-- Begin SOURCE RECORDS --
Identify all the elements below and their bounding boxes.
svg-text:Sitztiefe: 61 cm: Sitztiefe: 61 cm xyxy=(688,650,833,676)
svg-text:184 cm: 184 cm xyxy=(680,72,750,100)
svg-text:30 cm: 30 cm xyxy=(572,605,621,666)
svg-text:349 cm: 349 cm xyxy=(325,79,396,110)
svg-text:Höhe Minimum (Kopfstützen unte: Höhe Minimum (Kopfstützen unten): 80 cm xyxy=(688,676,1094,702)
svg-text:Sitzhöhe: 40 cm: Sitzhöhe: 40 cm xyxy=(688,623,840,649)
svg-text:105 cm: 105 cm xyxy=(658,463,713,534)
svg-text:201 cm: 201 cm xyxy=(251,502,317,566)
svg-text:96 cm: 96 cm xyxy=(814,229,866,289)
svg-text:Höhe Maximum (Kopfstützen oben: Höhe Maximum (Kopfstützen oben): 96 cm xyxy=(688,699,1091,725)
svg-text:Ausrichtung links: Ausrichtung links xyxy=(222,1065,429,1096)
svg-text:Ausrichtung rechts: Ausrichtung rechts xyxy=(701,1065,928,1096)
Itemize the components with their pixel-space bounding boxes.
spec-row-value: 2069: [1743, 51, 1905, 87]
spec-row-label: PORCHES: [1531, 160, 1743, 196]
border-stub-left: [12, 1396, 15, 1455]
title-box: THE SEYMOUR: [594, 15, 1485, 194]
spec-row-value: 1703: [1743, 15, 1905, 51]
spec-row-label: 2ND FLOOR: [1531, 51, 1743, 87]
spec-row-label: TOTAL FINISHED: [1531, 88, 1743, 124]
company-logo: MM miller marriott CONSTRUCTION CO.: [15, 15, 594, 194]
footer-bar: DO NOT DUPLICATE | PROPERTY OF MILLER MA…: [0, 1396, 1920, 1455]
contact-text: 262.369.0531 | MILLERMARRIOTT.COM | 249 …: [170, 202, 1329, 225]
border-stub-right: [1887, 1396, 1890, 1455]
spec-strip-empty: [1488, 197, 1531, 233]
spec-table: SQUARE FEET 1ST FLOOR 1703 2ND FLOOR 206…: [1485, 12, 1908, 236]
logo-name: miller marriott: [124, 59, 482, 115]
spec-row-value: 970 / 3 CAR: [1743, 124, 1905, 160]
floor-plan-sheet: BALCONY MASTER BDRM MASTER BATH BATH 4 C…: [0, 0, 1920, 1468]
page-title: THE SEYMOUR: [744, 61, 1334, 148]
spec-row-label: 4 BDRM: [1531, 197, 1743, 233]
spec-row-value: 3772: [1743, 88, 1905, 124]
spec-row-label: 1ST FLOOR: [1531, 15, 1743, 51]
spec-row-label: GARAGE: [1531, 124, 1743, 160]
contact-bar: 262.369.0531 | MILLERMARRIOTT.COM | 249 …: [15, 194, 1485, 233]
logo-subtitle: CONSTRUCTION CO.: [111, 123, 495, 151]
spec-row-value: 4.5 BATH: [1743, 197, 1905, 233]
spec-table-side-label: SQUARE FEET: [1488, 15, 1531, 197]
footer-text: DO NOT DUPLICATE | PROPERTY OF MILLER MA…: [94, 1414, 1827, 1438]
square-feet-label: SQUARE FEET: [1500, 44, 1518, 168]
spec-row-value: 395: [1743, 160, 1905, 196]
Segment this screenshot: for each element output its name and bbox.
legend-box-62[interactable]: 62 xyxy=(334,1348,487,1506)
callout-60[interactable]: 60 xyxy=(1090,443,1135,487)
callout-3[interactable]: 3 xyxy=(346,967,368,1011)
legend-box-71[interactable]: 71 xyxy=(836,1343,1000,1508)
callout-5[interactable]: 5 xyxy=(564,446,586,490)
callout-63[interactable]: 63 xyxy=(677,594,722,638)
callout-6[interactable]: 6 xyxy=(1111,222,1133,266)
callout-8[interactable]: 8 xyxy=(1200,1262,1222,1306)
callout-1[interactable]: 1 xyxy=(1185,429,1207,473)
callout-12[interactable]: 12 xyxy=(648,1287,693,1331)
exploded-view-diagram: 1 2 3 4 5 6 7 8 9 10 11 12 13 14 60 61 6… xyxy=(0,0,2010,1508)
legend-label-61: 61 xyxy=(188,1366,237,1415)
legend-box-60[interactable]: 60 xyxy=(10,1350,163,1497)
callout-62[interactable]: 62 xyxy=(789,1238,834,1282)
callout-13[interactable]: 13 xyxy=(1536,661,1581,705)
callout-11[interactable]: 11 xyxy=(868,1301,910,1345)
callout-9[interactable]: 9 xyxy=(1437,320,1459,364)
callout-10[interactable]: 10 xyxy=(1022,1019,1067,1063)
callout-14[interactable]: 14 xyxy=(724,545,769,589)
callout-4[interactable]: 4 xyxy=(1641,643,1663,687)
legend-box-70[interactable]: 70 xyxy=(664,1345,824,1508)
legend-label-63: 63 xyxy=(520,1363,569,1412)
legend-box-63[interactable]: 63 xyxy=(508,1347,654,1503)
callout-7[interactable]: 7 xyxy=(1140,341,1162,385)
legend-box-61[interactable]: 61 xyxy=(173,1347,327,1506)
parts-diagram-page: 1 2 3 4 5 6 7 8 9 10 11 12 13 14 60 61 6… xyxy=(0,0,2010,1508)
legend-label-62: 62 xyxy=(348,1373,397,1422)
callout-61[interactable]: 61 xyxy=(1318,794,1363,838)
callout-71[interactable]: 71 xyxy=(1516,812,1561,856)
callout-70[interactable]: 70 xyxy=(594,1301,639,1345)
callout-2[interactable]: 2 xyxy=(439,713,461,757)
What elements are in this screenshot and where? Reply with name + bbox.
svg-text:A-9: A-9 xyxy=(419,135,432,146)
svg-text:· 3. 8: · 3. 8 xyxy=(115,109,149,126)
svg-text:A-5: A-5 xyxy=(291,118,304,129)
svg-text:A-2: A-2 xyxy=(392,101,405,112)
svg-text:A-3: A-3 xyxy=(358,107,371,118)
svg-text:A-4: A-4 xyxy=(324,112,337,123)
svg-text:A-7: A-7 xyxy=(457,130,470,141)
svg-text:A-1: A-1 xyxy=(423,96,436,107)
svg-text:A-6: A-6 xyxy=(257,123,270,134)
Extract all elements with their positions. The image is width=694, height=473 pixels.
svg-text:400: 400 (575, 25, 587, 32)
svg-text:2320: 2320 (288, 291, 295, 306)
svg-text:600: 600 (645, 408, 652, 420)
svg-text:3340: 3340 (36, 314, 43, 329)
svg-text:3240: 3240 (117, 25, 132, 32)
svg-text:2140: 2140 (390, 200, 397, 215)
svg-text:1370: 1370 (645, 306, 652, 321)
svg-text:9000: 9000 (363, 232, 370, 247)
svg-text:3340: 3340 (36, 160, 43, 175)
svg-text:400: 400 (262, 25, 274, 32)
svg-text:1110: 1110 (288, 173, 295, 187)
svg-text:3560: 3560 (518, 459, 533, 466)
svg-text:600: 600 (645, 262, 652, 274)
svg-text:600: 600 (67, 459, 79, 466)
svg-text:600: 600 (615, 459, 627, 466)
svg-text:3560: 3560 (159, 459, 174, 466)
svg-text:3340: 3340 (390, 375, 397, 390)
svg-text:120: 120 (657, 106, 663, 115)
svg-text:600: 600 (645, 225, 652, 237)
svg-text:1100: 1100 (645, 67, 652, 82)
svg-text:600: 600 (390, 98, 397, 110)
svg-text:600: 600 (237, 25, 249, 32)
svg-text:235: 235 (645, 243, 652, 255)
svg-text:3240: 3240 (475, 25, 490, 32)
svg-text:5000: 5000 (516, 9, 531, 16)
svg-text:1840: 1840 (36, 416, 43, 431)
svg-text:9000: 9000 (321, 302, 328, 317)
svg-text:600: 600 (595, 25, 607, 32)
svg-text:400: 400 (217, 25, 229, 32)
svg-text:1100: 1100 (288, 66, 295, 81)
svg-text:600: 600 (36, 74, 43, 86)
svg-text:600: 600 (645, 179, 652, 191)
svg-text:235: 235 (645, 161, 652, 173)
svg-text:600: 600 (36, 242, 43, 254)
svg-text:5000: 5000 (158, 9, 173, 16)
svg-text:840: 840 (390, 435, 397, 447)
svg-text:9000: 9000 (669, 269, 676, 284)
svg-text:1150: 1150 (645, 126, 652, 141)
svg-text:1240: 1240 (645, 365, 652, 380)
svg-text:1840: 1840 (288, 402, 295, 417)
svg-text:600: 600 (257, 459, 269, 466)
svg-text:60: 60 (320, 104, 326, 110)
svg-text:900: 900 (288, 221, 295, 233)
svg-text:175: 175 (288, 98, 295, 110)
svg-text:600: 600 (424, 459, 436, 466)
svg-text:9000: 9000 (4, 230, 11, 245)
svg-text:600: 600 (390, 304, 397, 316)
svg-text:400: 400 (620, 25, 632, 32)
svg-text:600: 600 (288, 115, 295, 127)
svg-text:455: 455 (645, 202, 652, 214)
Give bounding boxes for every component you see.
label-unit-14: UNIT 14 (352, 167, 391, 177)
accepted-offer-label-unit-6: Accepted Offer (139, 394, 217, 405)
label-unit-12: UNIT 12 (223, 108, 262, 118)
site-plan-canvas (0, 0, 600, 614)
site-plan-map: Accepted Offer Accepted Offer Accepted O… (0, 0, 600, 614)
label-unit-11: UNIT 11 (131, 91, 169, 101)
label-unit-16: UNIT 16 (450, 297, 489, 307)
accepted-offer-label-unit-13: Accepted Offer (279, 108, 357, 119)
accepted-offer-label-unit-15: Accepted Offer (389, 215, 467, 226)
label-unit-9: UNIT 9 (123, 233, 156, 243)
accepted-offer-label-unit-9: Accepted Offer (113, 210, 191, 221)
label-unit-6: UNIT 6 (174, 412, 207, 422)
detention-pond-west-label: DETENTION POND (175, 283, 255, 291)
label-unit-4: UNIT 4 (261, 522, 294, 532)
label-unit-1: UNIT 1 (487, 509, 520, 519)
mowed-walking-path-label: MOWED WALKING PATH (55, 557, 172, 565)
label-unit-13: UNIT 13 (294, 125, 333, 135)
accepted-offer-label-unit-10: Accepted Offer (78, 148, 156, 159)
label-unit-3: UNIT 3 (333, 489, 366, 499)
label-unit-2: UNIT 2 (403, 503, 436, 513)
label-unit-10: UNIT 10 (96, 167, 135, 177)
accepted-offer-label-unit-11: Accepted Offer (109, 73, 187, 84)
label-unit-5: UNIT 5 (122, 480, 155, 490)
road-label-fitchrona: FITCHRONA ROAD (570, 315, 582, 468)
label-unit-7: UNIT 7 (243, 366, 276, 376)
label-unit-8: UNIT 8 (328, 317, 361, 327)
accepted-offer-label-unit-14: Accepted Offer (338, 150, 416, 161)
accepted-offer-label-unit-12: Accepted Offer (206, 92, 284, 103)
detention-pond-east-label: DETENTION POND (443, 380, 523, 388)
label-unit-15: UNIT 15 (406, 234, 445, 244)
-- End SOURCE RECORDS --
WHAT THE TASK REQUIRES
Transcribe the stretch of the listing from the start through the line containing "svg-text:96 cm: 96 cm xyxy=(814,229,866,289)", both ends included, reproducing every line precisely.

COMPLETE OUTPUT
Identify all the elements below and their bounding boxes.
svg-text:Sitztiefe: 61 cm: Sitztiefe: 61 cm xyxy=(688,650,833,676)
svg-text:184 cm: 184 cm xyxy=(680,72,750,100)
svg-text:30 cm: 30 cm xyxy=(572,605,621,666)
svg-text:349 cm: 349 cm xyxy=(325,79,396,110)
svg-text:Höhe Minimum (Kopfstützen unte: Höhe Minimum (Kopfstützen unten): 80 cm xyxy=(688,676,1094,702)
svg-text:Sitzhöhe: 40 cm: Sitzhöhe: 40 cm xyxy=(688,623,840,649)
svg-text:105 cm: 105 cm xyxy=(658,463,713,534)
svg-text:201 cm: 201 cm xyxy=(251,502,317,566)
svg-text:96 cm: 96 cm xyxy=(814,229,866,289)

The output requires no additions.